## START DATA FOR THIS TASK
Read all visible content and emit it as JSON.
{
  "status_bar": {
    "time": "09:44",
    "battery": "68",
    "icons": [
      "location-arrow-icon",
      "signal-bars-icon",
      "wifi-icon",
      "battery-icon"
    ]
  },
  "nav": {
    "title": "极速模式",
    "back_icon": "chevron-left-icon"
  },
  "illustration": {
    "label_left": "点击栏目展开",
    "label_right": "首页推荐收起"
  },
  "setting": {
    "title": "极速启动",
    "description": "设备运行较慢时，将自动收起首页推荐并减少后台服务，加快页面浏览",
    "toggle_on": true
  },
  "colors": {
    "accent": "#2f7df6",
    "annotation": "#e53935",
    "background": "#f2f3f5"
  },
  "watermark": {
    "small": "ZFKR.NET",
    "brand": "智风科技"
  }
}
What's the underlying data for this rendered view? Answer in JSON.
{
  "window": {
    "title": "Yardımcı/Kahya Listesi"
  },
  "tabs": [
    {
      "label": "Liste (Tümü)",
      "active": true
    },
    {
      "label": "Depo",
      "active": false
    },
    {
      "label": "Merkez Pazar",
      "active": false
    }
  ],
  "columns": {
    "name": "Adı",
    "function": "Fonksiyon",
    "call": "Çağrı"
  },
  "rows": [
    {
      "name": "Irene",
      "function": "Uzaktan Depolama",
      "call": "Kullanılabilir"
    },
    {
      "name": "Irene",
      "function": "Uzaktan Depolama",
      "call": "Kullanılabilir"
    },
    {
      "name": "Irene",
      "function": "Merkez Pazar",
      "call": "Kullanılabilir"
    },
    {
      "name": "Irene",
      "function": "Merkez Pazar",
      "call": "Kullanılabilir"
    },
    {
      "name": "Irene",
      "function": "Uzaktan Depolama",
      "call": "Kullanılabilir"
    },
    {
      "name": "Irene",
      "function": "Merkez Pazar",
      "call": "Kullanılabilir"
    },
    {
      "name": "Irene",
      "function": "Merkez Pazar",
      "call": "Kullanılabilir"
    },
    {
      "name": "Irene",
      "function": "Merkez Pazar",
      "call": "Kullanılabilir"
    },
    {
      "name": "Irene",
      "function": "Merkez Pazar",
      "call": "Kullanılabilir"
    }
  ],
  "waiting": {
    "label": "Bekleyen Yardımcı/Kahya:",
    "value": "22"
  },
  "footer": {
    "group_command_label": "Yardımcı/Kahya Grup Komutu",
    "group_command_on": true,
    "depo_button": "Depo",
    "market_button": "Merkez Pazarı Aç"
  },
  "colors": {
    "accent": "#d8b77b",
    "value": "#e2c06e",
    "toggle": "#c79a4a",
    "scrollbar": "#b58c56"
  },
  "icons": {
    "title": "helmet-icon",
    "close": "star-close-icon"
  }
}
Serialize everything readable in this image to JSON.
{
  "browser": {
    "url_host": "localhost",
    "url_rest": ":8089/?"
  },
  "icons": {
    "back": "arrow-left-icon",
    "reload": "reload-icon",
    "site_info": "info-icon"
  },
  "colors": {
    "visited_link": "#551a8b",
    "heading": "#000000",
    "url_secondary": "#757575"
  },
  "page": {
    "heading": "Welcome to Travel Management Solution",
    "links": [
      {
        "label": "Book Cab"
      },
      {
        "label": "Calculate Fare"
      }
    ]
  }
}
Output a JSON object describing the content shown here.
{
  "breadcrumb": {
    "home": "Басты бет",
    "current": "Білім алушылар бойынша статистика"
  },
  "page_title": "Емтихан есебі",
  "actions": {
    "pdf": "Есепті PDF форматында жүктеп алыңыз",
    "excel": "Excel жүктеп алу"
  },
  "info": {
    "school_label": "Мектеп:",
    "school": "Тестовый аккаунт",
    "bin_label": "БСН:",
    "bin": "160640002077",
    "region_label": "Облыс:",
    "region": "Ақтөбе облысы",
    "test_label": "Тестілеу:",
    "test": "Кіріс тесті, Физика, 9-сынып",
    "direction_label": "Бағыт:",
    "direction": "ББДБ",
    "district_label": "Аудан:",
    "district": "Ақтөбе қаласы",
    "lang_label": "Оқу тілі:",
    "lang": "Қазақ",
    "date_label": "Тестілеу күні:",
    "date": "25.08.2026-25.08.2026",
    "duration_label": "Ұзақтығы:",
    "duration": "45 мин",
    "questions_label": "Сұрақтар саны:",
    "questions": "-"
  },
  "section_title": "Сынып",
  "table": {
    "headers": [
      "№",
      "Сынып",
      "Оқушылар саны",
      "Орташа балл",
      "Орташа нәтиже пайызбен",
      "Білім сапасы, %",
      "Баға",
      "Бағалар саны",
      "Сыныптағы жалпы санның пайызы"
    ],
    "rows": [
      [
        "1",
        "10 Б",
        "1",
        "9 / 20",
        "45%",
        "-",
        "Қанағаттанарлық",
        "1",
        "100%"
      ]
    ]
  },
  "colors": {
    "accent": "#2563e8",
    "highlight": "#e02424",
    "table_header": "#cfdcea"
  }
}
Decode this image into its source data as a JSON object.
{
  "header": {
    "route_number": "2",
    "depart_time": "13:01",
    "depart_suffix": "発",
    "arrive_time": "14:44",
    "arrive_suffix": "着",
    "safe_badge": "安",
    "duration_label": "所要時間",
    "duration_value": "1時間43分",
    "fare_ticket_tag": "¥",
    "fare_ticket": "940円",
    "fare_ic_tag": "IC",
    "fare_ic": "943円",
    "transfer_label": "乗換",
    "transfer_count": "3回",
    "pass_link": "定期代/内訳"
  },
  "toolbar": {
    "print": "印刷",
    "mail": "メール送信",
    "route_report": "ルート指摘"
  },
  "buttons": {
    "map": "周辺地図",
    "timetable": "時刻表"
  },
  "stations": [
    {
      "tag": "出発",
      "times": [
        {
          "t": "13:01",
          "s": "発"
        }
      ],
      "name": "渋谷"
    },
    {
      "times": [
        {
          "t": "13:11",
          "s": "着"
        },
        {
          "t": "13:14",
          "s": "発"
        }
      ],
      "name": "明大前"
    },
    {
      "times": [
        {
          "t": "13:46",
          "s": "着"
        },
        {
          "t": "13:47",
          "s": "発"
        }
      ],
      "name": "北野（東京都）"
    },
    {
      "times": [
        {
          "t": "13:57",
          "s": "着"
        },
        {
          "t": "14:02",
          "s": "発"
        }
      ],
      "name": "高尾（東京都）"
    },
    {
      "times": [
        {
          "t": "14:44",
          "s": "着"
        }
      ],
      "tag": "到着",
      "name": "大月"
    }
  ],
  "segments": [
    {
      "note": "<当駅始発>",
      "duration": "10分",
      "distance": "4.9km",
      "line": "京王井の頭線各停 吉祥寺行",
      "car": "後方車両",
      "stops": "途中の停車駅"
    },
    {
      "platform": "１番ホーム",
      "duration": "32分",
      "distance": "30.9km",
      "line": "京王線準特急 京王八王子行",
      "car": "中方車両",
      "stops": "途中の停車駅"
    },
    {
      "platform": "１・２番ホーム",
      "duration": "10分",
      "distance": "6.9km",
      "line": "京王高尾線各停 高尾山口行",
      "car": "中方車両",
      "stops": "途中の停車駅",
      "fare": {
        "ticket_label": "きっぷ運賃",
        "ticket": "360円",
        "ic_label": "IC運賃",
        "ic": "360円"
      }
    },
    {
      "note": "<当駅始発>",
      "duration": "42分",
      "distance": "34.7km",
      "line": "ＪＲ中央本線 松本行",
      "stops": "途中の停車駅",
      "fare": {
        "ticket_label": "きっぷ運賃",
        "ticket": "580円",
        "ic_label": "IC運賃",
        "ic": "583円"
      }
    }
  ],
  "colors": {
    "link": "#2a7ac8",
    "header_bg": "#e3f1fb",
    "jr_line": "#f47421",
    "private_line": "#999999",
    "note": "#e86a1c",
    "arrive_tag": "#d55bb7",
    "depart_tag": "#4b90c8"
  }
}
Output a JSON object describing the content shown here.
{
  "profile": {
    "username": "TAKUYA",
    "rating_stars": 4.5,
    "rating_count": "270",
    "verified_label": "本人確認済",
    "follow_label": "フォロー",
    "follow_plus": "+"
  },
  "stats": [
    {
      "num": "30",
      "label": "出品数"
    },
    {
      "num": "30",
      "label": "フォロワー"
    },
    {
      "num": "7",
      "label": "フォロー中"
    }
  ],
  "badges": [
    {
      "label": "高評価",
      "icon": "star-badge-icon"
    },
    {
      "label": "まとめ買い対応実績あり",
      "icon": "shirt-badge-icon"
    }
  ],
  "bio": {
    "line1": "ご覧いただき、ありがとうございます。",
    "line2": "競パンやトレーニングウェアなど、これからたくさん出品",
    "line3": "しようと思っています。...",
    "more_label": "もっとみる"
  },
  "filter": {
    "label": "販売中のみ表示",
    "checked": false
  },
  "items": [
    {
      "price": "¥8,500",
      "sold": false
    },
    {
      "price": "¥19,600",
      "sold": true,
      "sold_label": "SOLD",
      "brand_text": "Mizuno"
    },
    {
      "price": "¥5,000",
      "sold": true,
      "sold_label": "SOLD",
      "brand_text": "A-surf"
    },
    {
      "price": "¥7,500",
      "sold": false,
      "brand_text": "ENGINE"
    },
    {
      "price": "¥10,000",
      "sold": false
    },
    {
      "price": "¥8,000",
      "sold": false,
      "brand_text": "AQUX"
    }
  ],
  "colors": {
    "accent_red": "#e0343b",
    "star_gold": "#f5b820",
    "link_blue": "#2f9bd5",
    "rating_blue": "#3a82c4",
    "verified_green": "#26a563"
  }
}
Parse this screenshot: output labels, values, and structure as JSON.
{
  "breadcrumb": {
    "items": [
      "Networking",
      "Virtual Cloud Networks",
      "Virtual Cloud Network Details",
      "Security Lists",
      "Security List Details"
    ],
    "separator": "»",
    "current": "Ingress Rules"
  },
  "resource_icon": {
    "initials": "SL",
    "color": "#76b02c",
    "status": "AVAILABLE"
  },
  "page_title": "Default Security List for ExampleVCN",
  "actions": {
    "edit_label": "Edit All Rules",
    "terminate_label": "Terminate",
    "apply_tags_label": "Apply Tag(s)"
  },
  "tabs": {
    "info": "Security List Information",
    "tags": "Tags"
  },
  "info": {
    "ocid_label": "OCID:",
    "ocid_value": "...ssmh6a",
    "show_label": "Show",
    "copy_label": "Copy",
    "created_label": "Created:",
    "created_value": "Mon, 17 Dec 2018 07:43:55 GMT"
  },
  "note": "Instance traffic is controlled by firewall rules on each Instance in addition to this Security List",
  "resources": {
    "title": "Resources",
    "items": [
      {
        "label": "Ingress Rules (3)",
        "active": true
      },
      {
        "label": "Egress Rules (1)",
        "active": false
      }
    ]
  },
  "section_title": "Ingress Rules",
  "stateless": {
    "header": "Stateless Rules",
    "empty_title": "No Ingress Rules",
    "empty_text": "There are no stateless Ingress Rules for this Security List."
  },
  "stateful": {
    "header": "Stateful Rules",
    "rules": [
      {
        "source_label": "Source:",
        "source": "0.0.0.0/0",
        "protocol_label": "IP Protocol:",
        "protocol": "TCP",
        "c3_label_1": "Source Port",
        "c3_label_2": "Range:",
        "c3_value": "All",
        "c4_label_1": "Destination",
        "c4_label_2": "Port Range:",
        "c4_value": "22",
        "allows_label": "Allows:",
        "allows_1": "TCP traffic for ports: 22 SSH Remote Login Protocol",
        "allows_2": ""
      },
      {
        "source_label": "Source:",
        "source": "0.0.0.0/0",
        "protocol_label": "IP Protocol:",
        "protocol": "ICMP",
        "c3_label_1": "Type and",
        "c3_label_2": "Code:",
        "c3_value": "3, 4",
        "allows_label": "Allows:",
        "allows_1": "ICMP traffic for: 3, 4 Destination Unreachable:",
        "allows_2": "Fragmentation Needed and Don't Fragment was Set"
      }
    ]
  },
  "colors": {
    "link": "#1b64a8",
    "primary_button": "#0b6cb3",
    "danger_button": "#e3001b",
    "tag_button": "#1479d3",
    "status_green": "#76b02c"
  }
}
## END DATA FOR THIS TASK
# YOUR OBJECTIVE:
Go through the listing above line by line and say how many lines hold the word "Kahya". Reply with that number only.

# OUTPUT FOR THIS EXERCISE:
3